PROBLEM DETAILS ▸
Without the pictures, repeat the listing character for character.

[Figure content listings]

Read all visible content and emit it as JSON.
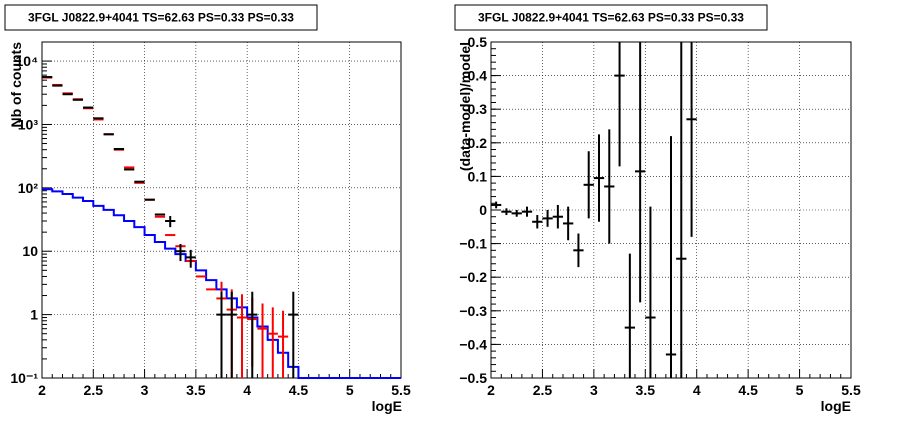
{
  "chart_data": [
    {
      "type": "step-histogram+points",
      "title": "3FGL J0822.9+4041 TS=62.63 PS=0.33 PS=0.33",
      "xlabel": "logE",
      "ylabel": "Nb of counts",
      "xlim": [
        2,
        5.5
      ],
      "ylim": [
        0.1,
        20000
      ],
      "yscale": "log",
      "grid": true,
      "xticks": [
        "2",
        "2.5",
        "3",
        "3.5",
        "4",
        "4.5",
        "5",
        "5.5"
      ],
      "yticks": [
        "10⁻¹",
        "1",
        "10",
        "10²",
        "10³",
        "10⁴"
      ],
      "bin_width": 0.1,
      "series": [
        {
          "color": "#ff0000",
          "style": "points",
          "x": [
            2.05,
            2.15,
            2.25,
            2.35,
            2.45,
            2.55,
            2.65,
            2.75,
            2.85,
            2.95,
            3.05,
            3.15,
            3.25,
            3.35,
            3.45,
            3.55,
            3.65,
            3.75,
            3.85,
            3.95,
            4.05,
            4.15,
            4.25,
            4.35
          ],
          "y": [
            5500,
            4200,
            3100,
            2500,
            1800,
            1200,
            700,
            400,
            210,
            120,
            65,
            35,
            18,
            12,
            7,
            4,
            2.5,
            1.8,
            1.2,
            0.9,
            0.85,
            0.6,
            0.5,
            0.45
          ],
          "err_low": [
            0,
            0,
            0,
            0,
            0,
            0,
            0,
            0,
            0,
            0,
            0,
            0,
            0,
            0,
            0,
            0,
            0,
            1.7,
            1.1,
            0.8,
            0.7,
            0.5,
            0.4,
            0.35
          ],
          "err_high": [
            0,
            0,
            0,
            0,
            0,
            0,
            0,
            0,
            0,
            0,
            0,
            0,
            0,
            0,
            0,
            0,
            0,
            1.5,
            1.3,
            1.2,
            1.0,
            0.9,
            0.8,
            0.7
          ]
        },
        {
          "color": "#000000",
          "style": "points",
          "x": [
            2.05,
            2.15,
            2.25,
            2.35,
            2.45,
            2.55,
            2.65,
            2.75,
            2.85,
            2.95,
            3.05,
            3.15,
            3.25,
            3.35,
            3.45,
            3.75,
            3.85,
            4.05,
            4.45
          ],
          "y": [
            5600,
            4100,
            3000,
            2450,
            1850,
            1250,
            700,
            410,
            195,
            125,
            65,
            38,
            30,
            10,
            8,
            1,
            1,
            1,
            1
          ],
          "err_low": [
            0,
            0,
            0,
            0,
            0,
            0,
            0,
            0,
            0,
            0,
            0,
            0,
            6,
            3,
            2.5,
            0.9,
            0.9,
            0.9,
            0.9
          ],
          "err_high": [
            0,
            0,
            0,
            0,
            0,
            0,
            0,
            0,
            0,
            0,
            0,
            0,
            6,
            3,
            2.5,
            1.3,
            1.3,
            1.3,
            1.3
          ]
        },
        {
          "color": "#0000ff",
          "style": "step",
          "edges": [
            2.0,
            2.1,
            2.2,
            2.3,
            2.4,
            2.5,
            2.6,
            2.7,
            2.8,
            2.9,
            3.0,
            3.1,
            3.2,
            3.3,
            3.4,
            3.5,
            3.6,
            3.7,
            3.8,
            3.9,
            4.0,
            4.1,
            4.2,
            4.3,
            4.4,
            4.5,
            5.5
          ],
          "y": [
            95,
            88,
            80,
            70,
            62,
            52,
            45,
            37,
            30,
            24,
            18,
            14,
            11,
            9,
            7,
            5,
            3.5,
            2.5,
            1.8,
            1.3,
            0.9,
            0.65,
            0.4,
            0.25,
            0.15,
            0.1
          ]
        }
      ]
    },
    {
      "type": "scatter-errorbars",
      "title": "3FGL J0822.9+4041 TS=62.63 PS=0.33 PS=0.33",
      "xlabel": "logE",
      "ylabel": "(data-model)/model",
      "xlim": [
        2,
        5.5
      ],
      "ylim": [
        -0.5,
        0.5
      ],
      "grid": true,
      "xticks": [
        "2",
        "2.5",
        "3",
        "3.5",
        "4",
        "4.5",
        "5",
        "5.5"
      ],
      "yticks": [
        "−0.5",
        "−0.4",
        "−0.3",
        "−0.2",
        "−0.1",
        "0",
        "0.1",
        "0.2",
        "0.3",
        "0.4",
        "0.5"
      ],
      "series": [
        {
          "color": "#000000",
          "x": [
            2.05,
            2.15,
            2.25,
            2.35,
            2.45,
            2.55,
            2.65,
            2.75,
            2.85,
            2.95,
            3.05,
            3.15,
            3.25,
            3.35,
            3.45,
            3.55,
            3.75,
            3.85,
            3.95
          ],
          "y": [
            0.015,
            -0.005,
            -0.01,
            -0.005,
            -0.035,
            -0.025,
            -0.02,
            -0.04,
            -0.12,
            0.075,
            0.095,
            0.07,
            0.4,
            -0.35,
            0.115,
            -0.32,
            -0.43,
            -0.145,
            0.27
          ],
          "err": [
            0.01,
            0.01,
            0.01,
            0.015,
            0.02,
            0.025,
            0.035,
            0.05,
            0.05,
            0.1,
            0.13,
            0.17,
            0.27,
            0.22,
            0.39,
            0.33,
            0.65,
            0.65,
            0.35
          ]
        }
      ]
    }
  ]
}
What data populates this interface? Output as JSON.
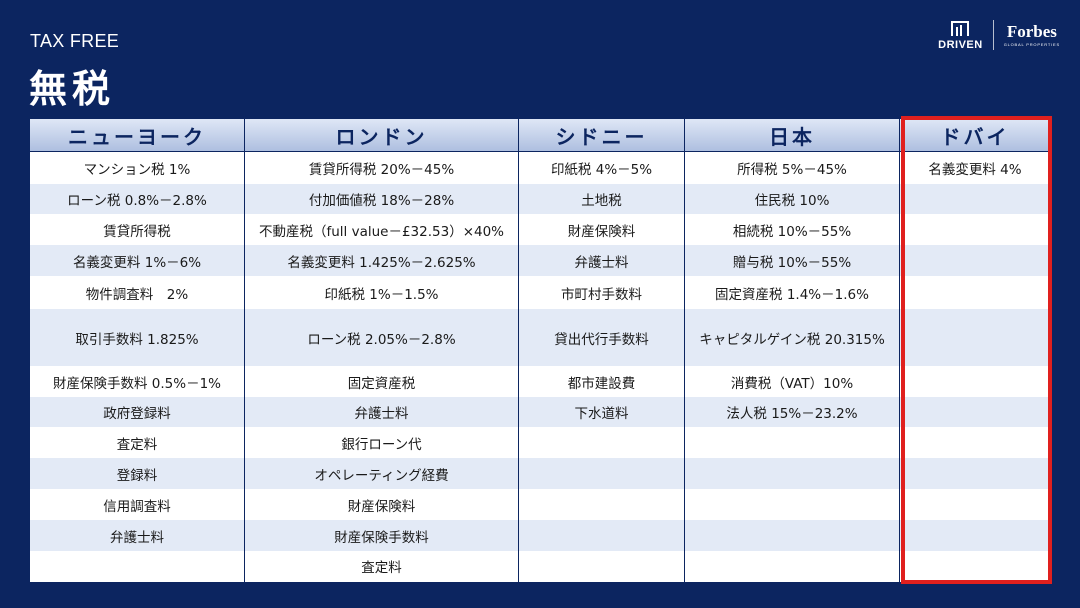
{
  "header": {
    "subtitle": "TAX FREE",
    "title": "無税"
  },
  "logos": {
    "driven": "DRIVEN",
    "forbes": "Forbes",
    "forbes_sub": "GLOBAL PROPERTIES"
  },
  "table": {
    "columns": [
      {
        "name": "ニューヨーク",
        "cells": [
          "マンション税 1%",
          "ローン税 0.8%－2.8%",
          "賃貸所得税",
          "名義変更料 1%－6%",
          "物件調査料　2%",
          "取引手数料 1.825%",
          "財産保険手数料 0.5%－1%",
          "政府登録料",
          "査定料",
          "登録料",
          "信用調査料",
          "弁護士料",
          ""
        ]
      },
      {
        "name": "ロンドン",
        "cells": [
          "賃貸所得税 20%－45%",
          "付加価値税 18%－28%",
          "不動産税（full value－£32.53）×40%",
          "名義変更料 1.425%－2.625%",
          "印紙税 1%－1.5%",
          "ローン税 2.05%－2.8%",
          "固定資産税",
          "弁護士料",
          "銀行ローン代",
          "オペレーティング経費",
          "財産保険料",
          "財産保険手数料",
          "査定料"
        ]
      },
      {
        "name": "シドニー",
        "cells": [
          "印紙税 4%－5%",
          "土地税",
          "財産保険料",
          "弁護士料",
          "市町村手数料",
          "貸出代行手数料",
          "都市建設費",
          "下水道料",
          "",
          "",
          "",
          "",
          ""
        ]
      },
      {
        "name": "日本",
        "cells": [
          "所得税 5%－45%",
          "住民税 10%",
          "相続税 10%－55%",
          "贈与税 10%－55%",
          "固定資産税 1.4%－1.6%",
          "キャピタルゲイン税 20.315%",
          "消費税（VAT）10%",
          "法人税 15%－23.2%",
          "",
          "",
          "",
          "",
          ""
        ]
      },
      {
        "name": "ドバイ",
        "cells": [
          "名義変更料 4%",
          "",
          "",
          "",
          "",
          "",
          "",
          "",
          "",
          "",
          "",
          "",
          ""
        ]
      }
    ]
  }
}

SOLVED EXERCISE ▸
Read all visible content and emit it as JSON.
{
  "chart_data": [
    {
      "type": "step-histogram+points",
      "title": "3FGL J0822.9+4041 TS=62.63 PS=0.33 PS=0.33",
      "xlabel": "logE",
      "ylabel": "Nb of counts",
      "xlim": [
        2,
        5.5
      ],
      "ylim": [
        0.1,
        20000
      ],
      "yscale": "log",
      "grid": true,
      "xticks": [
        "2",
        "2.5",
        "3",
        "3.5",
        "4",
        "4.5",
        "5",
        "5.5"
      ],
      "yticks": [
        "10⁻¹",
        "1",
        "10",
        "10²",
        "10³",
        "10⁴"
      ],
      "bin_width": 0.1,
      "series": [
        {
          "color": "#ff0000",
          "style": "points",
          "x": [
            2.05,
            2.15,
            2.25,
            2.35,
            2.45,
            2.55,
            2.65,
            2.75,
            2.85,
            2.95,
            3.05,
            3.15,
            3.25,
            3.35,
            3.45,
            3.55,
            3.65,
            3.75,
            3.85,
            3.95,
            4.05,
            4.15,
            4.25,
            4.35
          ],
          "y": [
            5500,
            4200,
            3100,
            2500,
            1800,
            1200,
            700,
            400,
            210,
            120,
            65,
            35,
            18,
            12,
            7,
            4,
            2.5,
            1.8,
            1.2,
            0.9,
            0.85,
            0.6,
            0.5,
            0.45
          ],
          "err_low": [
            0,
            0,
            0,
            0,
            0,
            0,
            0,
            0,
            0,
            0,
            0,
            0,
            0,
            0,
            0,
            0,
            0,
            1.7,
            1.1,
            0.8,
            0.7,
            0.5,
            0.4,
            0.35
          ],
          "err_high": [
            0,
            0,
            0,
            0,
            0,
            0,
            0,
            0,
            0,
            0,
            0,
            0,
            0,
            0,
            0,
            0,
            0,
            1.5,
            1.3,
            1.2,
            1.0,
            0.9,
            0.8,
            0.7
          ]
        },
        {
          "color": "#000000",
          "style": "points",
          "x": [
            2.05,
            2.15,
            2.25,
            2.35,
            2.45,
            2.55,
            2.65,
            2.75,
            2.85,
            2.95,
            3.05,
            3.15,
            3.25,
            3.35,
            3.45,
            3.75,
            3.85,
            4.05,
            4.45
          ],
          "y": [
            5600,
            4100,
            3000,
            2450,
            1850,
            1250,
            700,
            410,
            195,
            125,
            65,
            38,
            30,
            10,
            8,
            1,
            1,
            1,
            1
          ],
          "err_low": [
            0,
            0,
            0,
            0,
            0,
            0,
            0,
            0,
            0,
            0,
            0,
            0,
            6,
            3,
            2.5,
            0.9,
            0.9,
            0.9,
            0.9
          ],
          "err_high": [
            0,
            0,
            0,
            0,
            0,
            0,
            0,
            0,
            0,
            0,
            0,
            0,
            6,
            3,
            2.5,
            1.3,
            1.3,
            1.3,
            1.3
          ]
        },
        {
          "color": "#0000ff",
          "style": "step",
          "edges": [
            2.0,
            2.1,
            2.2,
            2.3,
            2.4,
            2.5,
            2.6,
            2.7,
            2.8,
            2.9,
            3.0,
            3.1,
            3.2,
            3.3,
            3.4,
            3.5,
            3.6,
            3.7,
            3.8,
            3.9,
            4.0,
            4.1,
            4.2,
            4.3,
            4.4,
            4.5,
            5.5
          ],
          "y": [
            95,
            88,
            80,
            70,
            62,
            52,
            45,
            37,
            30,
            24,
            18,
            14,
            11,
            9,
            7,
            5,
            3.5,
            2.5,
            1.8,
            1.3,
            0.9,
            0.65,
            0.4,
            0.25,
            0.15,
            0.1
          ]
        }
      ]
    },
    {
      "type": "scatter-errorbars",
      "title": "3FGL J0822.9+4041 TS=62.63 PS=0.33 PS=0.33",
      "xlabel": "logE",
      "ylabel": "(data-model)/model",
      "xlim": [
        2,
        5.5
      ],
      "ylim": [
        -0.5,
        0.5
      ],
      "grid": true,
      "xticks": [
        "2",
        "2.5",
        "3",
        "3.5",
        "4",
        "4.5",
        "5",
        "5.5"
      ],
      "yticks": [
        "−0.5",
        "−0.4",
        "−0.3",
        "−0.2",
        "−0.1",
        "0",
        "0.1",
        "0.2",
        "0.3",
        "0.4",
        "0.5"
      ],
      "series": [
        {
          "color": "#000000",
          "x": [
            2.05,
            2.15,
            2.25,
            2.35,
            2.45,
            2.55,
            2.65,
            2.75,
            2.85,
            2.95,
            3.05,
            3.15,
            3.25,
            3.35,
            3.45,
            3.55,
            3.75,
            3.85,
            3.95
          ],
          "y": [
            0.015,
            -0.005,
            -0.01,
            -0.005,
            -0.035,
            -0.025,
            -0.02,
            -0.04,
            -0.12,
            0.075,
            0.095,
            0.07,
            0.4,
            -0.35,
            0.115,
            -0.32,
            -0.43,
            -0.145,
            0.27
          ],
          "err": [
            0.01,
            0.01,
            0.01,
            0.015,
            0.02,
            0.025,
            0.035,
            0.05,
            0.05,
            0.1,
            0.13,
            0.17,
            0.27,
            0.22,
            0.39,
            0.33,
            0.65,
            0.65,
            0.35
          ]
        }
      ]
    }
  ]
}
What data populates this interface? Output as JSON.
{
  "header": {
    "subtitle": "TAX FREE",
    "title": "無税"
  },
  "logos": {
    "driven": "DRIVEN",
    "forbes": "Forbes",
    "forbes_sub": "GLOBAL PROPERTIES"
  },
  "table": {
    "columns": [
      {
        "name": "ニューヨーク",
        "cells": [
          "マンション税 1%",
          "ローン税 0.8%－2.8%",
          "賃貸所得税",
          "名義変更料 1%－6%",
          "物件調査料　2%",
          "取引手数料 1.825%",
          "財産保険手数料 0.5%－1%",
          "政府登録料",
          "査定料",
          "登録料",
          "信用調査料",
          "弁護士料",
          ""
        ]
      },
      {
        "name": "ロンドン",
        "cells": [
          "賃貸所得税 20%－45%",
          "付加価値税 18%－28%",
          "不動産税（full value－£32.53）×40%",
          "名義変更料 1.425%－2.625%",
          "印紙税 1%－1.5%",
          "ローン税 2.05%－2.8%",
          "固定資産税",
          "弁護士料",
          "銀行ローン代",
          "オペレーティング経費",
          "財産保険料",
          "財産保険手数料",
          "査定料"
        ]
      },
      {
        "name": "シドニー",
        "cells": [
          "印紙税 4%－5%",
          "土地税",
          "財産保険料",
          "弁護士料",
          "市町村手数料",
          "貸出代行手数料",
          "都市建設費",
          "下水道料",
          "",
          "",
          "",
          "",
          ""
        ]
      },
      {
        "name": "日本",
        "cells": [
          "所得税 5%－45%",
          "住民税 10%",
          "相続税 10%－55%",
          "贈与税 10%－55%",
          "固定資産税 1.4%－1.6%",
          "キャピタルゲイン税 20.315%",
          "消費税（VAT）10%",
          "法人税 15%－23.2%",
          "",
          "",
          "",
          "",
          ""
        ]
      },
      {
        "name": "ドバイ",
        "cells": [
          "名義変更料 4%",
          "",
          "",
          "",
          "",
          "",
          "",
          "",
          "",
          "",
          "",
          "",
          ""
        ]
      }
    ]
  }
}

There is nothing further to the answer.